▼
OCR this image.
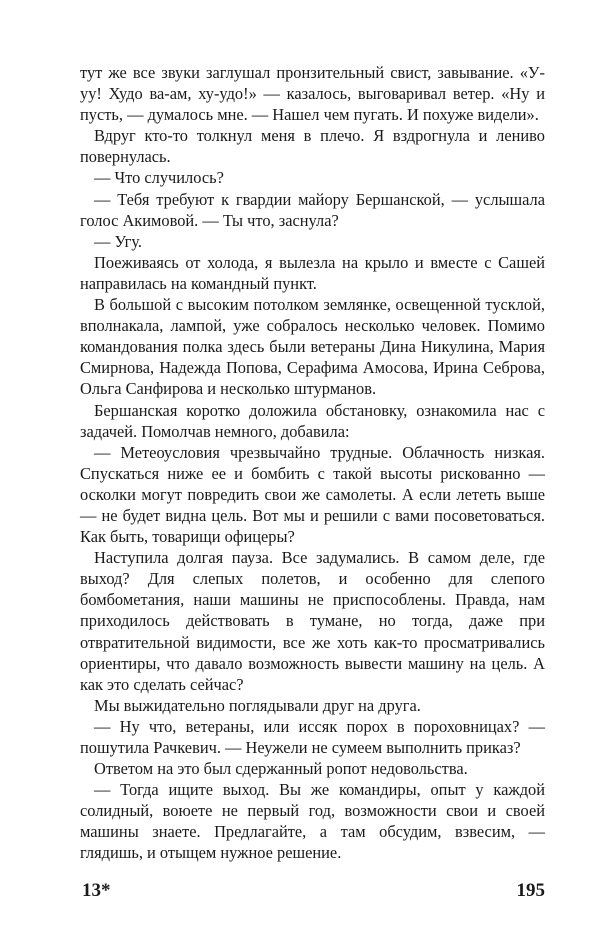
тут же все звуки заглушал пронзительный свист, завывание. «У-уу! Худо ва-ам, ху-удо!» — казалось, выговаривал ветер. «Ну и пусть, — думалось мне. — Нашел чем пугать. И похуже видели».

Вдруг кто-то толкнул меня в плечо. Я вздрогнула и лениво повернулась.

— Что случилось?

— Тебя требуют к гвардии майору Бершанской, — услышала голос Акимовой. — Ты что, заснула?

— Угу.

Поеживаясь от холода, я вылезла на крыло и вместе с Сашей направилась на командный пункт.

В большой с высоким потолком землянке, освещенной тусклой, вполнакала, лампой, уже собралось несколько человек. Помимо командования полка здесь были ветераны Дина Никулина, Мария Смирнова, Надежда Попова, Серафима Амосова, Ирина Себрова, Ольга Санфирова и несколько штурманов.

Бершанская коротко доложила обстановку, ознакомила нас с задачей. Помолчав немного, добавила:

— Метеоусловия чрезвычайно трудные. Облачность низкая. Спускаться ниже ее и бомбить с такой высоты рискованно — осколки могут повредить свои же самолеты. А если лететь выше — не будет видна цель. Вот мы и решили с вами посоветоваться. Как быть, товарищи офицеры?

Наступила долгая пауза. Все задумались. В самом деле, где выход? Для слепых полетов, и особенно для слепого бомбометания, наши машины не приспособлены. Правда, нам приходилось действовать в тумане, но тогда, даже при отвратительной видимости, все же хоть как-то просматривались ориентиры, что давало возможность вывести машину на цель. А как это сделать сейчас?

Мы выжидательно поглядывали друг на друга.

— Ну что, ветераны, или иссяк порох в пороховницах? — пошутила Рачкевич. — Неужели не сумеем выполнить приказ?

Ответом на это был сдержанный ропот недовольства.

— Тогда ищите выход. Вы же командиры, опыт у каждой солидный, воюете не первый год, возможности свои и своей машины знаете. Предлагайте, а там обсудим, взвесим, — глядишь, и отыщем нужное решение.

13*	195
▲
- **THE PROBLEM**: Reproduce the data above in full, exactly as it is, with the pictures left out.

- **WRITTEN ANSWER**:
OCR this image.
тут же все звуки заглушал пронзительный свист, завывание. «У-уу! Худо ва-ам, ху-удо!» — казалось, выговаривал ветер. «Ну и пусть, — думалось мне. — Нашел чем пугать. И похуже видели».

Вдруг кто-то толкнул меня в плечо. Я вздрогнула и лениво повернулась.

— Что случилось?

— Тебя требуют к гвардии майору Бершанской, — услышала голос Акимовой. — Ты что, заснула?

— Угу.

Поеживаясь от холода, я вылезла на крыло и вместе с Сашей направилась на командный пункт.

В большой с высоким потолком землянке, освещенной тусклой, вполнакала, лампой, уже собралось несколько человек. Помимо командования полка здесь были ветераны Дина Никулина, Мария Смирнова, Надежда Попова, Серафима Амосова, Ирина Себрова, Ольга Санфирова и несколько штурманов.

Бершанская коротко доложила обстановку, ознакомила нас с задачей. Помолчав немного, добавила:

— Метеоусловия чрезвычайно трудные. Облачность низкая. Спускаться ниже ее и бомбить с такой высоты рискованно — осколки могут повредить свои же самолеты. А если лететь выше — не будет видна цель. Вот мы и решили с вами посоветоваться. Как быть, товарищи офицеры?

Наступила долгая пауза. Все задумались. В самом деле, где выход? Для слепых полетов, и особенно для слепого бомбометания, наши машины не приспособлены. Правда, нам приходилось действовать в тумане, но тогда, даже при отвратительной видимости, все же хоть как-то просматривались ориентиры, что давало возможность вывести машину на цель. А как это сделать сейчас?

Мы выжидательно поглядывали друг на друга.

— Ну что, ветераны, или иссяк порох в пороховницах? — пошутила Рачкевич. — Неужели не сумеем выполнить приказ?

Ответом на это был сдержанный ропот недовольства.

— Тогда ищите выход. Вы же командиры, опыт у каждой солидный, воюете не первый год, возможности свои и своей машины знаете. Предлагайте, а там обсудим, взвесим, — глядишь, и отыщем нужное решение.

13*	195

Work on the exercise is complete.